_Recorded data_

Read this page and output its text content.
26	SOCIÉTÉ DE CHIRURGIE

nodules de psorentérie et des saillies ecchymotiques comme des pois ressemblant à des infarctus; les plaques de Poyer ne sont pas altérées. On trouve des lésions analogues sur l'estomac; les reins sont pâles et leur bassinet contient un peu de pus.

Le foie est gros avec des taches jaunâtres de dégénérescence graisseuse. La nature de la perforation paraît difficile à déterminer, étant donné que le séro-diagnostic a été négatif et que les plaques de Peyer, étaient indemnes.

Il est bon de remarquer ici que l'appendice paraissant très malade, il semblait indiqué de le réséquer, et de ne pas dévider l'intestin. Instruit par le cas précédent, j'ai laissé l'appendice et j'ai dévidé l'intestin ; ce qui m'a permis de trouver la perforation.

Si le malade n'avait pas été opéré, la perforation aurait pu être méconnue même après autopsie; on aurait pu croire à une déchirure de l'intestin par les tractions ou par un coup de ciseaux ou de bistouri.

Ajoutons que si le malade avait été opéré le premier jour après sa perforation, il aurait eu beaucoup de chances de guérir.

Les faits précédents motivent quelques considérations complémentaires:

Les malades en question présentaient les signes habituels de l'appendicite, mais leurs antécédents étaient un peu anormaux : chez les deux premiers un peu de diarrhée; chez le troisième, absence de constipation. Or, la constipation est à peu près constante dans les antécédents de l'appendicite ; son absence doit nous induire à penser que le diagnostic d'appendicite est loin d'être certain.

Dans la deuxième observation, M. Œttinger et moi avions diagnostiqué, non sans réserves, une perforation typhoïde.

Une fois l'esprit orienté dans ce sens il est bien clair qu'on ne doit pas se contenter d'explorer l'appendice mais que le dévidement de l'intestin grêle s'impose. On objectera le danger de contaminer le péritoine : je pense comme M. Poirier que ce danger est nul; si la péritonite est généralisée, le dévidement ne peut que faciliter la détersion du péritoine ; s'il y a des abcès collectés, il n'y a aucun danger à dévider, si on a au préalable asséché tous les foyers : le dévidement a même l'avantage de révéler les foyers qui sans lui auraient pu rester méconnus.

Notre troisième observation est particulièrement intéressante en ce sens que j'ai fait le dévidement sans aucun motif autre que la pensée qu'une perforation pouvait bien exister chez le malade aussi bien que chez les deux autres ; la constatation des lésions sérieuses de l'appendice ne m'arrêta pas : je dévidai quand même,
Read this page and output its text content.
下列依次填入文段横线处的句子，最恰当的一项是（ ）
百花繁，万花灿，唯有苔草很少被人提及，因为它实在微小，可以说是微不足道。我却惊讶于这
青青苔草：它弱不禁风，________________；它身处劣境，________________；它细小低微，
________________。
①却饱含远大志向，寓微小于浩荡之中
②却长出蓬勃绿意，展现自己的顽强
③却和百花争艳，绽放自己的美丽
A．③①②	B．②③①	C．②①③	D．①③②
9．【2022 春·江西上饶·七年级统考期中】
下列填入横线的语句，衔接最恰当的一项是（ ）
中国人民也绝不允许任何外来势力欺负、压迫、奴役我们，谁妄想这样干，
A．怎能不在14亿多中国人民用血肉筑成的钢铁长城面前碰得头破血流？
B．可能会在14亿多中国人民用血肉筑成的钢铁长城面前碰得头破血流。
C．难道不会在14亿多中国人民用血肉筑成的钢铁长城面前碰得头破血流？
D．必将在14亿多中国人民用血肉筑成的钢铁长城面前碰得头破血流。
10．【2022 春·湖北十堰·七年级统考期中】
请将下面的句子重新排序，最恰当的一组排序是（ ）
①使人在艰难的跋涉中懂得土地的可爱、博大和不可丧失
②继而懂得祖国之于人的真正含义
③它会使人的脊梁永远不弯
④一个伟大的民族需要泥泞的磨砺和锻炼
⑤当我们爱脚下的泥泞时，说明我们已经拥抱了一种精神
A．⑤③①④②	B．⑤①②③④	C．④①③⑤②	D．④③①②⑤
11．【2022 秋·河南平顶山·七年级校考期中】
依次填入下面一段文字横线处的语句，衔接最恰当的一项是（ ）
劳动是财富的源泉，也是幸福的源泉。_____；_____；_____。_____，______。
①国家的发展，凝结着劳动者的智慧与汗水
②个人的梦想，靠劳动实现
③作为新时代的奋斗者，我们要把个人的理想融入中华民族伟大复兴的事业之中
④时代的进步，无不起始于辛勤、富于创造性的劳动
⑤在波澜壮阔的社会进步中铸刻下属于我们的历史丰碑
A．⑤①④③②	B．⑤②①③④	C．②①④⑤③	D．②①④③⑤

_Directions_
Where a line in the entries holds "dévider", copy that line.

_Final result_
Il est bon de remarquer ici que l'appendice paraissant très malade, il semblait indiqué de le réséquer, et de ne pas dévider l'intestin. Instruit par le cas précédent, j'ai laissé l'appendice et j'ai dévidé l'intestin ; ce qui m'a permis de trouver la perforation.
Une fois l'esprit orienté dans ce sens il est bien clair qu'on ne doit pas se contenter d'explorer l'appendice mais que le dévidement de l'intestin grêle s'impose. On objectera le danger de contaminer le péritoine : je pense comme M. Poirier que ce danger est nul; si la péritonite est généralisée, le dévidement ne peut que faciliter la détersion du péritoine ; s'il y a des abcès collectés, il n'y a aucun danger à dévider, si on a au préalable asséché tous les foyers : le dévidement a même l'avantage de révéler les foyers qui sans lui auraient pu rester méconnus.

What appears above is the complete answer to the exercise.